| Your task |
Return all lines that include the string "качества".

| Data records |
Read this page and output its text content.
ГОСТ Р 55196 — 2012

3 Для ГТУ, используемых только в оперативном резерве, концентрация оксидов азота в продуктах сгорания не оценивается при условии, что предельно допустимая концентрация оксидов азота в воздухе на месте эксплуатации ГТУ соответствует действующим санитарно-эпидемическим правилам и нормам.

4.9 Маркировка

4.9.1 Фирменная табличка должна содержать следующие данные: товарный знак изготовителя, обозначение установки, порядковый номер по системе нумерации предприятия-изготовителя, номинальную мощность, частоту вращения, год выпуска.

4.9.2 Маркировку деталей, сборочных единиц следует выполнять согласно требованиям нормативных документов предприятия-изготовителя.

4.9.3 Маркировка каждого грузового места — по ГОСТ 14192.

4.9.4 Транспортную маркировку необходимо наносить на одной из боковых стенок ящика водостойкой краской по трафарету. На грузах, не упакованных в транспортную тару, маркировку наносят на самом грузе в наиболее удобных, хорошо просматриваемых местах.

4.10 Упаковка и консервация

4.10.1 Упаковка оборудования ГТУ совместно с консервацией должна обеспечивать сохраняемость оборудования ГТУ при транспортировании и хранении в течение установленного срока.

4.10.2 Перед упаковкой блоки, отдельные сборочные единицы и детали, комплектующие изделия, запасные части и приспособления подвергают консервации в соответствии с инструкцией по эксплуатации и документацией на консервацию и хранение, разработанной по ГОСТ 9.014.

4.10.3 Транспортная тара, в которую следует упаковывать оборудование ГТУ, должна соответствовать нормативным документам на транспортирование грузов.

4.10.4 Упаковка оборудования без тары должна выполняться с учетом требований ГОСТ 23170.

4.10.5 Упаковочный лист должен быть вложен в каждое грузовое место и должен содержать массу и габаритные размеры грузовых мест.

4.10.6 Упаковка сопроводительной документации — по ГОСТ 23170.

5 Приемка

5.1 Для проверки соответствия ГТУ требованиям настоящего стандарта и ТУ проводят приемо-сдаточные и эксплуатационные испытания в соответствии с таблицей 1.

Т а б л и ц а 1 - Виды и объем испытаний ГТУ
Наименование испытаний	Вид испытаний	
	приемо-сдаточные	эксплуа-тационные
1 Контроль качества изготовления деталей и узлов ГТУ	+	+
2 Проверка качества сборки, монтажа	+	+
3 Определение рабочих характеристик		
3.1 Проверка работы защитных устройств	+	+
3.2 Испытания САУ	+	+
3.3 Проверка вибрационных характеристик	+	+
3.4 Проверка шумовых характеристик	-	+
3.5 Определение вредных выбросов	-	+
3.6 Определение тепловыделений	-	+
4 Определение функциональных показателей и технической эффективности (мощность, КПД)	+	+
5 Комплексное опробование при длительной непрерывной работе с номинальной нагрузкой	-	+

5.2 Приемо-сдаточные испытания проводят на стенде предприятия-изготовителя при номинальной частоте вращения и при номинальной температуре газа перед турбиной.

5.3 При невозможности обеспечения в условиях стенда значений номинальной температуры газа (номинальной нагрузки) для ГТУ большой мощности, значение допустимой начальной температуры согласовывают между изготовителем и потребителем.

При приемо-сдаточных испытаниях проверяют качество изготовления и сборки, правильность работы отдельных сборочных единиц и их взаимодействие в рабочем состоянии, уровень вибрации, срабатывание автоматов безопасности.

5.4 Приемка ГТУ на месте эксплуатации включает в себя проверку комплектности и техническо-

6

| Exercise answer |
1 Контроль качества изготовления деталей и узлов ГТУ	+	+
2 Проверка качества сборки, монтажа	+	+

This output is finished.